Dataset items
____________
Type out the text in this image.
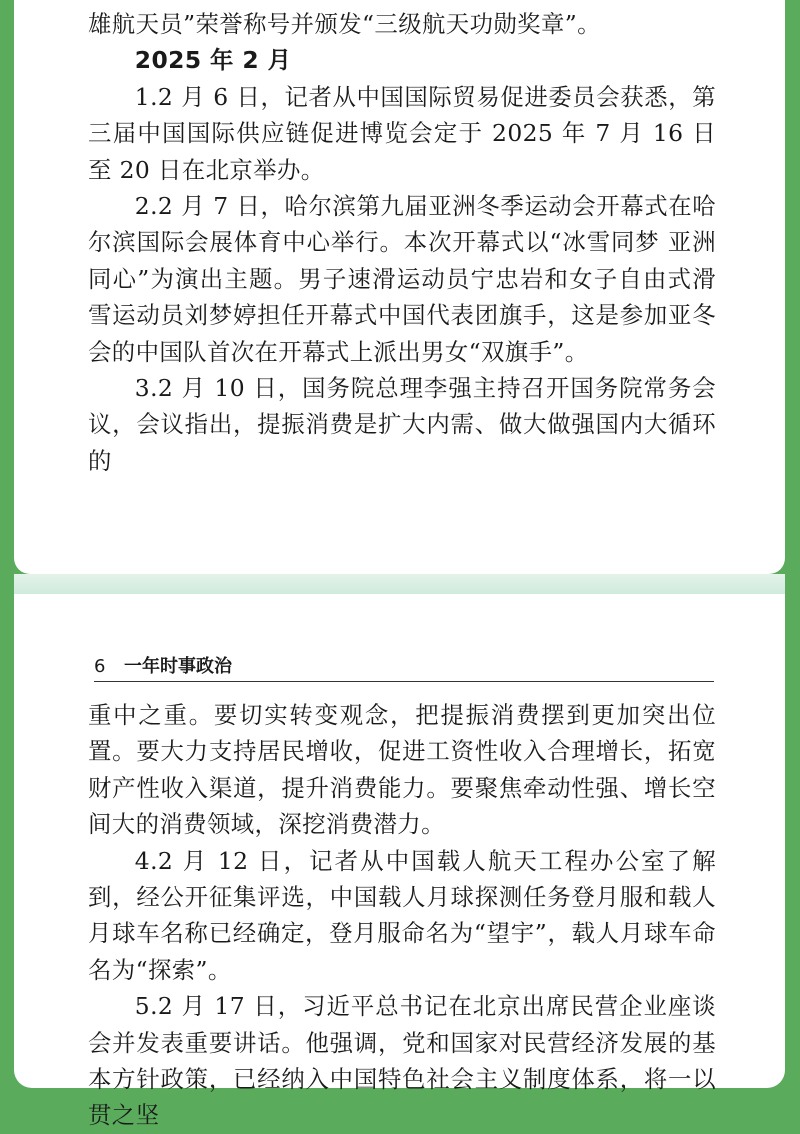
雄航天员”荣誉称号并颁发“三级航天功勋奖章”。

2025 年 2 月

1.2 月 6 日，记者从中国国际贸易促进委员会获悉，第三届中国国际供应链促进博览会定于 2025 年 7 月 16 日至 20 日在北京举办。

2.2 月 7 日，哈尔滨第九届亚洲冬季运动会开幕式在哈尔滨国际会展体育中心举行。本次开幕式以“冰雪同梦 亚洲同心”为演出主题。男子速滑运动员宁忠岩和女子自由式滑雪运动员刘梦婷担任开幕式中国代表团旗手，这是参加亚冬会的中国队首次在开幕式上派出男女“双旗手”。

3.2 月 10 日，国务院总理李强主持召开国务院常务会议，会议指出，提振消费是扩大内需、做大做强国内大循环的

6 一年时事政治

重中之重。要切实转变观念，把提振消费摆到更加突出位置。要大力支持居民增收，促进工资性收入合理增长，拓宽财产性收入渠道，提升消费能力。要聚焦牵动性强、增长空间大的消费领域，深挖消费潜力。

4.2 月 12 日，记者从中国载人航天工程办公室了解到，经公开征集评选，中国载人月球探测任务登月服和载人月球车名称已经确定，登月服命名为“望宇”，载人月球车命名为“探索”。

5.2 月 17 日，习近平总书记在北京出席民营企业座谈会并发表重要讲话。他强调，党和国家对民营经济发展的基本方针政策，已经纳入中国特色社会主义制度体系，将一以贯之坚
____________
## [REQUIRED WORK]
Copy out each line exactly, without the pictures.

## [SOLUTION TO THE PROBLEM]
Type out the text in this image.
雄航天员”荣誉称号并颁发“三级航天功勋奖章”。

2025 年 2 月

1.2 月 6 日，记者从中国国际贸易促进委员会获悉，第三届中国国际供应链促进博览会定于 2025 年 7 月 16 日至 20 日在北京举办。

2.2 月 7 日，哈尔滨第九届亚洲冬季运动会开幕式在哈尔滨国际会展体育中心举行。本次开幕式以“冰雪同梦 亚洲同心”为演出主题。男子速滑运动员宁忠岩和女子自由式滑雪运动员刘梦婷担任开幕式中国代表团旗手，这是参加亚冬会的中国队首次在开幕式上派出男女“双旗手”。

3.2 月 10 日，国务院总理李强主持召开国务院常务会议，会议指出，提振消费是扩大内需、做大做强国内大循环的

6 一年时事政治

重中之重。要切实转变观念，把提振消费摆到更加突出位置。要大力支持居民增收，促进工资性收入合理增长，拓宽财产性收入渠道，提升消费能力。要聚焦牵动性强、增长空间大的消费领域，深挖消费潜力。

4.2 月 12 日，记者从中国载人航天工程办公室了解到，经公开征集评选，中国载人月球探测任务登月服和载人月球车名称已经确定，登月服命名为“望宇”，载人月球车命名为“探索”。

5.2 月 17 日，习近平总书记在北京出席民营企业座谈会并发表重要讲话。他强调，党和国家对民营经济发展的基本方针政策，已经纳入中国特色社会主义制度体系，将一以贯之坚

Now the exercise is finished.